> [EXERCISE DESCRIPTION] How many lines of these entries hold the string "JSON"? Reply with the number alone.

> [DATA SHOWN]
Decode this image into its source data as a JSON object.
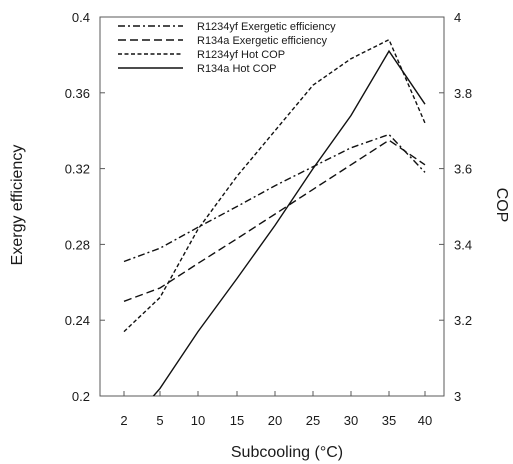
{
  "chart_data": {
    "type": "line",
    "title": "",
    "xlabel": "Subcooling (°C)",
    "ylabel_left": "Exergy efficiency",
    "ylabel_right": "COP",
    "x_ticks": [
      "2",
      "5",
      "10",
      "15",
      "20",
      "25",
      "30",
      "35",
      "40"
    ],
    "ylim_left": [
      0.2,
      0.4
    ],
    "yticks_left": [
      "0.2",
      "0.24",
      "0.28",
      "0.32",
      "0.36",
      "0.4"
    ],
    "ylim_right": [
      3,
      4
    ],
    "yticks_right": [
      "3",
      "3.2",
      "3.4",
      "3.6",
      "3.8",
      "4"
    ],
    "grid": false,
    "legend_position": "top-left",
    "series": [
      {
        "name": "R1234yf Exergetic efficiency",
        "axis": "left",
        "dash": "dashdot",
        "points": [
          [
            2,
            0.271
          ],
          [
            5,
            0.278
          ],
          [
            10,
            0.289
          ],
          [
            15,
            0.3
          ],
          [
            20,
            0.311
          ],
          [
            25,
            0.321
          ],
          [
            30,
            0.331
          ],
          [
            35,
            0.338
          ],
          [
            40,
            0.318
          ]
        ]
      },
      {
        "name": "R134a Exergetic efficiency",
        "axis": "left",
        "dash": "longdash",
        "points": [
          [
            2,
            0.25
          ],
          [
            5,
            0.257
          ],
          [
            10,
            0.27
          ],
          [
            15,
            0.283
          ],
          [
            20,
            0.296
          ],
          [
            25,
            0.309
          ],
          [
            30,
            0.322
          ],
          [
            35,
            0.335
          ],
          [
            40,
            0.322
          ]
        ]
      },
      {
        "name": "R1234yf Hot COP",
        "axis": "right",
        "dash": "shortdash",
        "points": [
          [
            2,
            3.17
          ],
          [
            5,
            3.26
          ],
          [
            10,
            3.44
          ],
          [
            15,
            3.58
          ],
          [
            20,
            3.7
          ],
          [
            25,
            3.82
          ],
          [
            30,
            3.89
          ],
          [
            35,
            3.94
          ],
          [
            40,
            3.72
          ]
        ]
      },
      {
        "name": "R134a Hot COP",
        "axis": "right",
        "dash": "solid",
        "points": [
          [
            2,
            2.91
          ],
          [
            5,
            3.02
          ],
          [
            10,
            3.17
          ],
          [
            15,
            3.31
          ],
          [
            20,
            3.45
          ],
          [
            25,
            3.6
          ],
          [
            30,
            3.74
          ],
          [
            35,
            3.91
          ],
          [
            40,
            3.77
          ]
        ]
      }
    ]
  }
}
* * *
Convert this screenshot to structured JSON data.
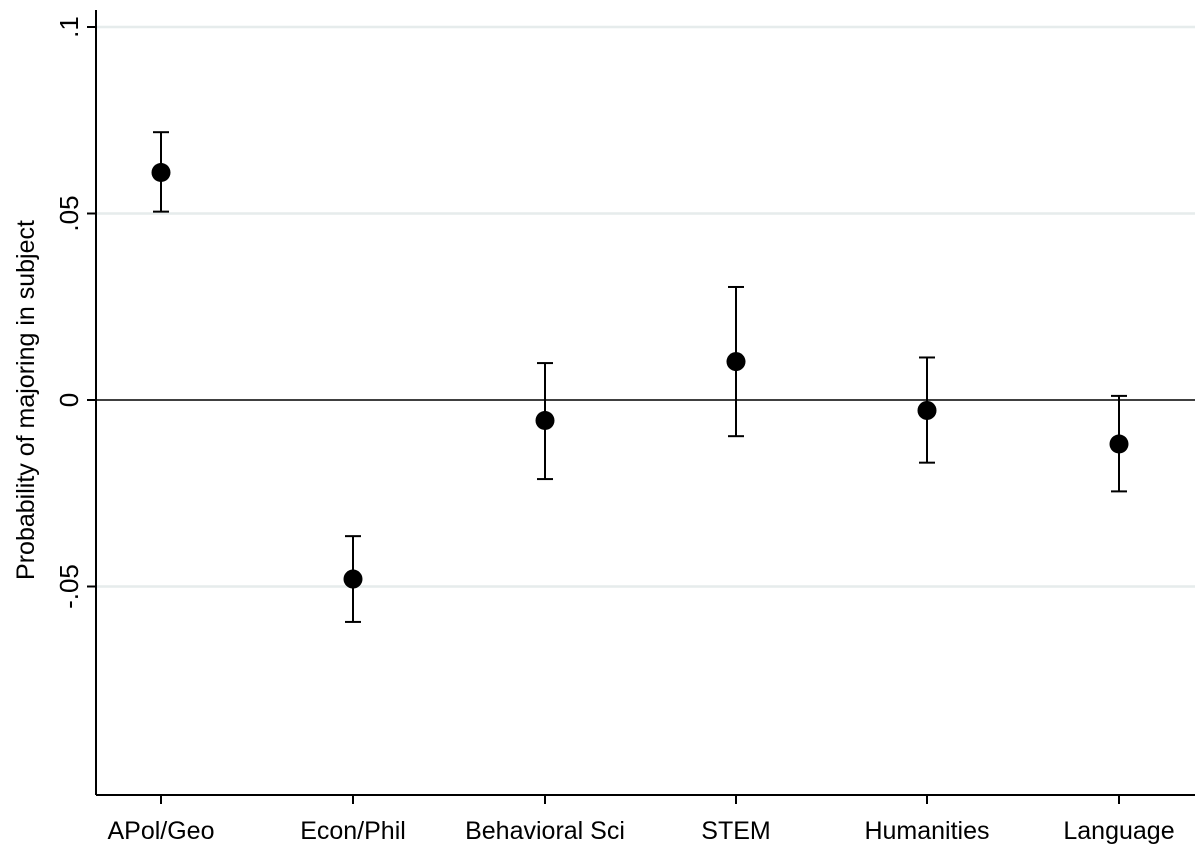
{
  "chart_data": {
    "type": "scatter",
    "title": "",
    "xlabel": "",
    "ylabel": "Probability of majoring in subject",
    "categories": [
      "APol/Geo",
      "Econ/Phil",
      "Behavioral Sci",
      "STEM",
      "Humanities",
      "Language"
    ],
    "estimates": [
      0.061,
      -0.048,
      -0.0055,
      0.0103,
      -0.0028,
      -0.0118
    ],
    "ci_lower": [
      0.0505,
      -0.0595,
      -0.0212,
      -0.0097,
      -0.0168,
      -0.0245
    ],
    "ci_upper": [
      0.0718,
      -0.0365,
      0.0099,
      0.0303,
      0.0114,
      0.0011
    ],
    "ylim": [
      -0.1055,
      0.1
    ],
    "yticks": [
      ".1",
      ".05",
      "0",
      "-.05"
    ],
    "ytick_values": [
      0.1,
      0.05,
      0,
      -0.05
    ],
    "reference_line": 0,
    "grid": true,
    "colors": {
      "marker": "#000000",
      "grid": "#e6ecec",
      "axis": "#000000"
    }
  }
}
---
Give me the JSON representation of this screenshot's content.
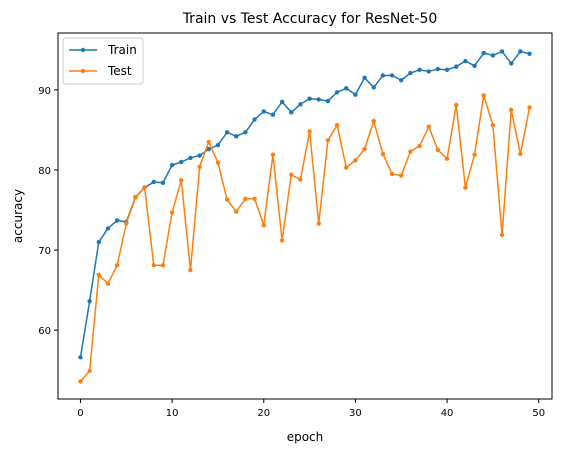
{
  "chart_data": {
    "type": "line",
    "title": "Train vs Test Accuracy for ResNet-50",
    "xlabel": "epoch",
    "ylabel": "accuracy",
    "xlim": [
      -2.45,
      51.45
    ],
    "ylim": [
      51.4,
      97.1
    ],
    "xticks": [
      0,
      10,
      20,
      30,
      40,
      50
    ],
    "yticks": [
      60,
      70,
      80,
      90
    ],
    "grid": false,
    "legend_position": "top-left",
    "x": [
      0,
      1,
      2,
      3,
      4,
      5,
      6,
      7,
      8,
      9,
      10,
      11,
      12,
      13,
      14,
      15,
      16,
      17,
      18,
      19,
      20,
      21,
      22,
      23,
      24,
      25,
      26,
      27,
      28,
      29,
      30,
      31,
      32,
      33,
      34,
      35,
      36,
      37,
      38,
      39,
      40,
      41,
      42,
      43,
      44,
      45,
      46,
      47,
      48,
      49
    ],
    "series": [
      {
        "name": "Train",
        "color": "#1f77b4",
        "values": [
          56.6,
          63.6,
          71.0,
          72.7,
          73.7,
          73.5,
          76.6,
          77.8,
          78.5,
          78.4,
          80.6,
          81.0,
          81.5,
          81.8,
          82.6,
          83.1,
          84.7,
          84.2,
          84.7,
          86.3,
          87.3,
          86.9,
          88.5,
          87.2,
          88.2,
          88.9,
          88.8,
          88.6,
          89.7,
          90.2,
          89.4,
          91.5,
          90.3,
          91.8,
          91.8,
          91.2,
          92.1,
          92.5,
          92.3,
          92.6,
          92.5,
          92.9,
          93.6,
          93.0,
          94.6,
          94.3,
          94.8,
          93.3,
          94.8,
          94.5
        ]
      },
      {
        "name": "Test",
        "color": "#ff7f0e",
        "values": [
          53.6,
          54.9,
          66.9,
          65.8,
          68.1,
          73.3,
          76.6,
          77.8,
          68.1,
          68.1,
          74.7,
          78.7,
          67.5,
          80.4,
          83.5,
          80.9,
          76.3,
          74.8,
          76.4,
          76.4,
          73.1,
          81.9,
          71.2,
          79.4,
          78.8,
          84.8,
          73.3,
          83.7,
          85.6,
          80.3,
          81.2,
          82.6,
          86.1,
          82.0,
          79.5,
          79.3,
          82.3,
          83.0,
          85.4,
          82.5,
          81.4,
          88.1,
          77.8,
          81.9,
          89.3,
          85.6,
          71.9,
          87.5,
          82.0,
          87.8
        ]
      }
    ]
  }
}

> [COMPLETED TASK] 3